## Problem requirements
State only the number of lines that include "Андреевна".
# # #
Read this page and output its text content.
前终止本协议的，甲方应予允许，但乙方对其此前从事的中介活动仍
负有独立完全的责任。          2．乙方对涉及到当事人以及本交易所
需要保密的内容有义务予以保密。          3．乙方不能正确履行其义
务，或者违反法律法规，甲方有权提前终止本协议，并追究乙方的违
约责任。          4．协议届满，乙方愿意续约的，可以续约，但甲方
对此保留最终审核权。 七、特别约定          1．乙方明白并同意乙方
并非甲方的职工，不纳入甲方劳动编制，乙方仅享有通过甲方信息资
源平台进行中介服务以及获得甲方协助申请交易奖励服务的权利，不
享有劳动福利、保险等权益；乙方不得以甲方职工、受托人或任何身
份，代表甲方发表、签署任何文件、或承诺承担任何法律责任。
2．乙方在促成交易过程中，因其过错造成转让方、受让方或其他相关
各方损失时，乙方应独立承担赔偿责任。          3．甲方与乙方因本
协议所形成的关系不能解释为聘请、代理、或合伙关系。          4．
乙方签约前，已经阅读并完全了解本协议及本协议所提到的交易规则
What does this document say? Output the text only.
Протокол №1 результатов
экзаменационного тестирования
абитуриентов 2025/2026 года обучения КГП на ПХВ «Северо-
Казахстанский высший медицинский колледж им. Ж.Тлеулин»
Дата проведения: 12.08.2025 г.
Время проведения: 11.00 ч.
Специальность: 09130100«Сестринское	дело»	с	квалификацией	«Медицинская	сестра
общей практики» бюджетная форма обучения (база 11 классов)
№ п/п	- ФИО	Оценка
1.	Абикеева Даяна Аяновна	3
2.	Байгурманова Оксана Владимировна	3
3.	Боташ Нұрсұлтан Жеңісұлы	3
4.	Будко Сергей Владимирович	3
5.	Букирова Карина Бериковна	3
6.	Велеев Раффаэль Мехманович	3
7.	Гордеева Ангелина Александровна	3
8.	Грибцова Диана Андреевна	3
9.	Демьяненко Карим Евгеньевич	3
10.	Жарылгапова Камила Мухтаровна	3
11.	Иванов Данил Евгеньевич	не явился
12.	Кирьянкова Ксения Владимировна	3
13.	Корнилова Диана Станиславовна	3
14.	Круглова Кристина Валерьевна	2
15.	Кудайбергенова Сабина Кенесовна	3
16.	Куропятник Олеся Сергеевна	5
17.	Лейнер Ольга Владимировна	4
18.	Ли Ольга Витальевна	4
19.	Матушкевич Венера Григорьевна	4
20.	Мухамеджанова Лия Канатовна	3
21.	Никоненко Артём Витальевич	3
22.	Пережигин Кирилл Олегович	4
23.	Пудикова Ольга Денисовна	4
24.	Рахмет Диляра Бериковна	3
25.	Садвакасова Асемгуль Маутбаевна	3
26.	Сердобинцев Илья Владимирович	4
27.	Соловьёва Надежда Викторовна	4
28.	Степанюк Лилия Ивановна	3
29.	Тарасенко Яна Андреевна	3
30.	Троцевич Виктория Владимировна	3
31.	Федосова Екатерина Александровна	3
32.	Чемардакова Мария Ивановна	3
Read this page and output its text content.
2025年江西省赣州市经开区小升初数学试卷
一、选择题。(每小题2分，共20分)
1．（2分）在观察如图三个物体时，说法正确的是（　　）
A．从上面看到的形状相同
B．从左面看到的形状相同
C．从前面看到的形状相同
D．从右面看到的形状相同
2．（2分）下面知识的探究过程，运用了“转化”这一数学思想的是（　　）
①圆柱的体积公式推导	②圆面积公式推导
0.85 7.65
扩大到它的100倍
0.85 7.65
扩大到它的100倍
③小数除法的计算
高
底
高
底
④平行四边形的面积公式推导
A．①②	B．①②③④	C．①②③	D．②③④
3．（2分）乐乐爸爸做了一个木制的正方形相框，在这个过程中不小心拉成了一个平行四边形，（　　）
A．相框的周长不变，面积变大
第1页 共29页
# # #
## Written answer
2